Your instructions -
Copy the data below exactly.
***
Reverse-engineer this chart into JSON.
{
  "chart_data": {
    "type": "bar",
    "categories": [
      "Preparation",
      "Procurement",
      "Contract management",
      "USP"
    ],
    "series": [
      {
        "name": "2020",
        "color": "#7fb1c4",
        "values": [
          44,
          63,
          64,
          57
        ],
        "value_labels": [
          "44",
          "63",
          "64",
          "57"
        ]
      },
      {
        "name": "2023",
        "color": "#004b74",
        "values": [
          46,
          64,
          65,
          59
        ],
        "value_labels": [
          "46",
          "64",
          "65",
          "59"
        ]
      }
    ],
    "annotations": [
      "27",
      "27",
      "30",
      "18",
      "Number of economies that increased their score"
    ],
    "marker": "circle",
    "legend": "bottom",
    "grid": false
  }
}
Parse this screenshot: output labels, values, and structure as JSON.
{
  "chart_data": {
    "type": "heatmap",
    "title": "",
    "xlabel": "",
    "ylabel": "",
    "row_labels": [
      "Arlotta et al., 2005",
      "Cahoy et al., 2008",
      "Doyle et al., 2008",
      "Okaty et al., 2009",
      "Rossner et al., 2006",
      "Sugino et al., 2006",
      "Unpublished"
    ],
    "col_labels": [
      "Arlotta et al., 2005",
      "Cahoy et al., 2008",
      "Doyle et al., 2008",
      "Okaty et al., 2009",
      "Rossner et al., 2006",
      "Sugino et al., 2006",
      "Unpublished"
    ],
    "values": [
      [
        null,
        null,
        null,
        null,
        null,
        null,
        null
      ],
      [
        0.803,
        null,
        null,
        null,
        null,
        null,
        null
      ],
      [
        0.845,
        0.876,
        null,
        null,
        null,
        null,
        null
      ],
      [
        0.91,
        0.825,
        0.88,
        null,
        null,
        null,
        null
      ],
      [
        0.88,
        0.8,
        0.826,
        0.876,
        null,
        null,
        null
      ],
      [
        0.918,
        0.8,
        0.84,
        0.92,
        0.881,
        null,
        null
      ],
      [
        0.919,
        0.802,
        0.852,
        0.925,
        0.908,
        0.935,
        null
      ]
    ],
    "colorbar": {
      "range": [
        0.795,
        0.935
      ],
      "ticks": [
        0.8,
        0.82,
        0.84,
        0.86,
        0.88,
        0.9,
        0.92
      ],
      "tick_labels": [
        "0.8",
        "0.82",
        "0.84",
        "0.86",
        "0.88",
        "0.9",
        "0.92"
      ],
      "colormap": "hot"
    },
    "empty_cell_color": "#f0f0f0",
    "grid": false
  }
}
***
Result below -
Reverse-engineer this chart into JSON.
{
  "chart_data": {
    "type": "bar",
    "categories": [
      "Preparation",
      "Procurement",
      "Contract management",
      "USP"
    ],
    "series": [
      {
        "name": "2020",
        "color": "#7fb1c4",
        "values": [
          44,
          63,
          64,
          57
        ],
        "value_labels": [
          "44",
          "63",
          "64",
          "57"
        ]
      },
      {
        "name": "2023",
        "color": "#004b74",
        "values": [
          46,
          64,
          65,
          59
        ],
        "value_labels": [
          "46",
          "64",
          "65",
          "59"
        ]
      }
    ],
    "annotations": [
      "27",
      "27",
      "30",
      "18",
      "Number of economies that increased their score"
    ],
    "marker": "circle",
    "legend": "bottom",
    "grid": false
  }
}
Parse this screenshot: output labels, values, and structure as JSON.
{
  "chart_data": {
    "type": "heatmap",
    "title": "",
    "xlabel": "",
    "ylabel": "",
    "row_labels": [
      "Arlotta et al., 2005",
      "Cahoy et al., 2008",
      "Doyle et al., 2008",
      "Okaty et al., 2009",
      "Rossner et al., 2006",
      "Sugino et al., 2006",
      "Unpublished"
    ],
    "col_labels": [
      "Arlotta et al., 2005",
      "Cahoy et al., 2008",
      "Doyle et al., 2008",
      "Okaty et al., 2009",
      "Rossner et al., 2006",
      "Sugino et al., 2006",
      "Unpublished"
    ],
    "values": [
      [
        null,
        null,
        null,
        null,
        null,
        null,
        null
      ],
      [
        0.803,
        null,
        null,
        null,
        null,
        null,
        null
      ],
      [
        0.845,
        0.876,
        null,
        null,
        null,
        null,
        null
      ],
      [
        0.91,
        0.825,
        0.88,
        null,
        null,
        null,
        null
      ],
      [
        0.88,
        0.8,
        0.826,
        0.876,
        null,
        null,
        null
      ],
      [
        0.918,
        0.8,
        0.84,
        0.92,
        0.881,
        null,
        null
      ],
      [
        0.919,
        0.802,
        0.852,
        0.925,
        0.908,
        0.935,
        null
      ]
    ],
    "colorbar": {
      "range": [
        0.795,
        0.935
      ],
      "ticks": [
        0.8,
        0.82,
        0.84,
        0.86,
        0.88,
        0.9,
        0.92
      ],
      "tick_labels": [
        "0.8",
        "0.82",
        "0.84",
        "0.86",
        "0.88",
        "0.9",
        "0.92"
      ],
      "colormap": "hot"
    },
    "empty_cell_color": "#f0f0f0",
    "grid": false
  }
}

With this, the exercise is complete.